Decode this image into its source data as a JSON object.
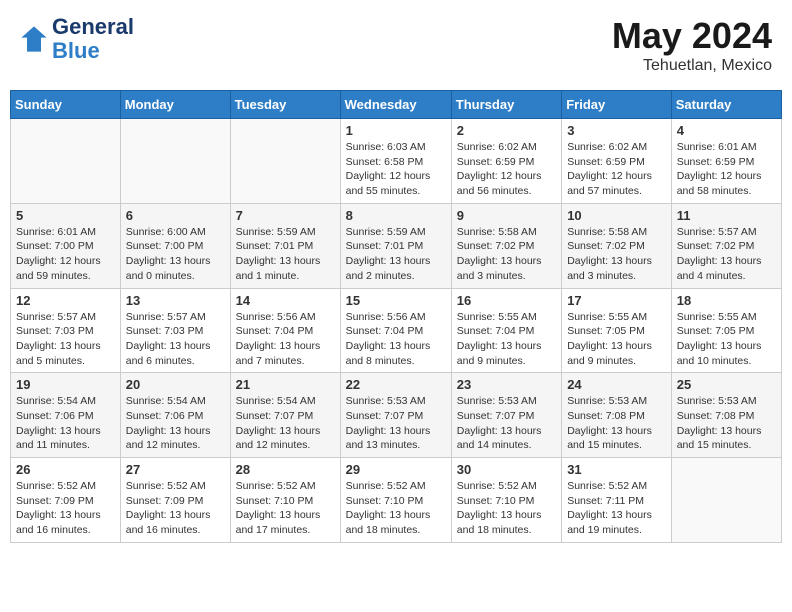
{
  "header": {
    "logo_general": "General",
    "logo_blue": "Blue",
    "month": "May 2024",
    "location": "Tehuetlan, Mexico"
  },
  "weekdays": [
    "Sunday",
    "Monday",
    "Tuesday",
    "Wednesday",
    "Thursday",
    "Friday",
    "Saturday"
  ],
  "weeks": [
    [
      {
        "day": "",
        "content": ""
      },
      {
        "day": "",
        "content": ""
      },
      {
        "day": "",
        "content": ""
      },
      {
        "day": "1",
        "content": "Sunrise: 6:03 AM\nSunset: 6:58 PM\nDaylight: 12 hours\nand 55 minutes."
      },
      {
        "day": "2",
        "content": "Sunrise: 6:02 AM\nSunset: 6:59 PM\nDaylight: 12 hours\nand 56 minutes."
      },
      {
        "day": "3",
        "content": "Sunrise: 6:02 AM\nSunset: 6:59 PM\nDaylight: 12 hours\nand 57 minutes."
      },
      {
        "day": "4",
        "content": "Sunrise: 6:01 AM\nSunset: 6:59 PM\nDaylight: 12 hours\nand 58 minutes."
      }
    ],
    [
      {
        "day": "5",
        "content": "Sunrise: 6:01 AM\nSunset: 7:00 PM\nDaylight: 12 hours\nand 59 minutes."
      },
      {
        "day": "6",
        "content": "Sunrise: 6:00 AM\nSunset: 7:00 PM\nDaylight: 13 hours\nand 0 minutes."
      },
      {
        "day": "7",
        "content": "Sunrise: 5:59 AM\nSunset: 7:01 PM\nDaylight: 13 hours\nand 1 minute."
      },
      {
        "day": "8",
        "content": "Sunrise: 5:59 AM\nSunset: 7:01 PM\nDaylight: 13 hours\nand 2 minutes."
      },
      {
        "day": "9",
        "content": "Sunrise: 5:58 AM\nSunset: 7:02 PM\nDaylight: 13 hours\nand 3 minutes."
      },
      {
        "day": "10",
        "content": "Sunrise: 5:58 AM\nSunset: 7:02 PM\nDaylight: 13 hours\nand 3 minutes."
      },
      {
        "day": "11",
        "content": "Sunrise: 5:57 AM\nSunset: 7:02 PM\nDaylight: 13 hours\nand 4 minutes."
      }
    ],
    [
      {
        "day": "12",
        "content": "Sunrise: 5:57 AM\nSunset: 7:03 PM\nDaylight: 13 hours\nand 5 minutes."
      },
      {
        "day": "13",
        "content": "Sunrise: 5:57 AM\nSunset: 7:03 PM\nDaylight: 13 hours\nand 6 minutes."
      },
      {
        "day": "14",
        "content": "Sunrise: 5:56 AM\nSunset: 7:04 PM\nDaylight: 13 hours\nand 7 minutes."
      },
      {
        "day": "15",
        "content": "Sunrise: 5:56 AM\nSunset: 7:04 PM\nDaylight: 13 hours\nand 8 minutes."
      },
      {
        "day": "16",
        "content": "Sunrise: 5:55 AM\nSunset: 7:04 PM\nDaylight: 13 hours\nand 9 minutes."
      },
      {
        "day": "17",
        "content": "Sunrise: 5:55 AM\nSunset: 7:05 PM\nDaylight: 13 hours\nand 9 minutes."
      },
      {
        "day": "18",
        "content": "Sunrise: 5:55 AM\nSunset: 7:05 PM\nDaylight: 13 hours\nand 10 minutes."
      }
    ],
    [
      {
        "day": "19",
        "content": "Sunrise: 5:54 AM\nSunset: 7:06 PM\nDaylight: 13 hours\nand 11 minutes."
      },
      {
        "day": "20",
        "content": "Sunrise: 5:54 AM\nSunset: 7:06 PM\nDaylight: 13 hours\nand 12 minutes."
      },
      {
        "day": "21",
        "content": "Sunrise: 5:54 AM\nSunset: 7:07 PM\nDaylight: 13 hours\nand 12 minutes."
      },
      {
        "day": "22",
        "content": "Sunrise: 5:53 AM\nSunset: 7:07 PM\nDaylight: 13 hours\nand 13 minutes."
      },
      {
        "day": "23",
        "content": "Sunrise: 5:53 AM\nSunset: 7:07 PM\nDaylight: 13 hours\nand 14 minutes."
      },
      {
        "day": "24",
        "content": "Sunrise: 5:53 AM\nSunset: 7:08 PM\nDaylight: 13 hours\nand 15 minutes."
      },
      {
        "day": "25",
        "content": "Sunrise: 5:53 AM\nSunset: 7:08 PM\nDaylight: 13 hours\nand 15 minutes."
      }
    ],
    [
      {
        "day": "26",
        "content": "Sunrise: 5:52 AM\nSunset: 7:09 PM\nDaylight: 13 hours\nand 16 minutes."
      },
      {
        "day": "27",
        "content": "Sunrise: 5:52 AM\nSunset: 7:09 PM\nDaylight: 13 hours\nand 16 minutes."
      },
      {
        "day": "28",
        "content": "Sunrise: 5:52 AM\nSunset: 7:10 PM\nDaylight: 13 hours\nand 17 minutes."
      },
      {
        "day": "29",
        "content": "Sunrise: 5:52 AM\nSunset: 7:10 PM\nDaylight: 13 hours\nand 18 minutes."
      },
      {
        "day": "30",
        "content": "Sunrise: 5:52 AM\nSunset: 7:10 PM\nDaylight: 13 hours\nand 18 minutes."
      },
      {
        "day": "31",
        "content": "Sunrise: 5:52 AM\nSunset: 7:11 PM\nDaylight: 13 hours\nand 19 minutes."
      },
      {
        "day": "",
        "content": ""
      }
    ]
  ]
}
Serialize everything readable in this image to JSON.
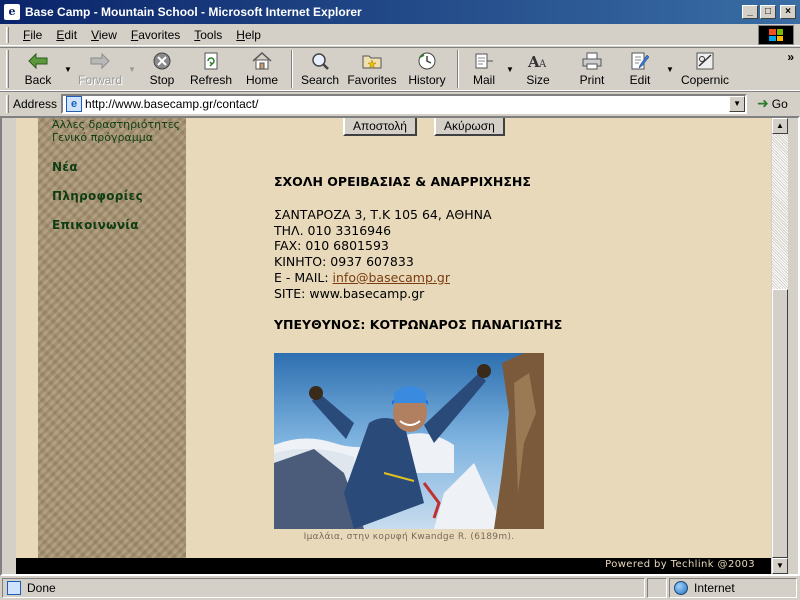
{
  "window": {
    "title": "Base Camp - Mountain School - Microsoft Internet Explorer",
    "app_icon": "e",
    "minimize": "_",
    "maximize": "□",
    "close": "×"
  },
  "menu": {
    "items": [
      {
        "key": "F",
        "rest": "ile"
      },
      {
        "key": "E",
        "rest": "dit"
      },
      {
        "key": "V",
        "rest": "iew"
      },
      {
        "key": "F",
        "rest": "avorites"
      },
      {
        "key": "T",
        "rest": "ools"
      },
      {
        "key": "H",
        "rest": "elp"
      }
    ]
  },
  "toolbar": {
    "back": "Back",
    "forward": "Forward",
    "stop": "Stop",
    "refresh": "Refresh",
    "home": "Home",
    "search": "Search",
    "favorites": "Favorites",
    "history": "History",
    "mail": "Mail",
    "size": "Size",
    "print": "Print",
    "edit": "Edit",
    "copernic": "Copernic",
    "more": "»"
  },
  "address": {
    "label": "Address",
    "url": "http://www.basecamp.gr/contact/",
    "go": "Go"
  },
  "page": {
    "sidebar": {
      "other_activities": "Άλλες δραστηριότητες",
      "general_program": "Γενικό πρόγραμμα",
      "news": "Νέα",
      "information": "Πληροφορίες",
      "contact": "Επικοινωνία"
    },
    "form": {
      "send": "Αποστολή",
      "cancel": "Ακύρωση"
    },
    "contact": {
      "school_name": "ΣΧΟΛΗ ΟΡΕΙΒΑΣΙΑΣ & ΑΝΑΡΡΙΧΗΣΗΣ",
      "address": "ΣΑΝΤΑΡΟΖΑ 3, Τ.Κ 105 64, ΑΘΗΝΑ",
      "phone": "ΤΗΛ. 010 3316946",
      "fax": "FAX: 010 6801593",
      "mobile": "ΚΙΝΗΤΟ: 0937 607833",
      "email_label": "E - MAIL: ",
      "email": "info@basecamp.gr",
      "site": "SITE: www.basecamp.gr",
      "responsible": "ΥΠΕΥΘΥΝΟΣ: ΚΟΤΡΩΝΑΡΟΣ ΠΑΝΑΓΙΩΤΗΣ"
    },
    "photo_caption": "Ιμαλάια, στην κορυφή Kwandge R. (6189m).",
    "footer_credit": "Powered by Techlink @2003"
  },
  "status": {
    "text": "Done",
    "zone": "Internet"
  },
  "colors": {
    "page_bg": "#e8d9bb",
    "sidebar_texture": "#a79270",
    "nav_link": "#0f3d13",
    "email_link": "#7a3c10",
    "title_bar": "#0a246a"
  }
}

▸ TASK DETAILS
Give only the count of lines in the data that include the string "rest".

▸ EXPECTED ANSWER
6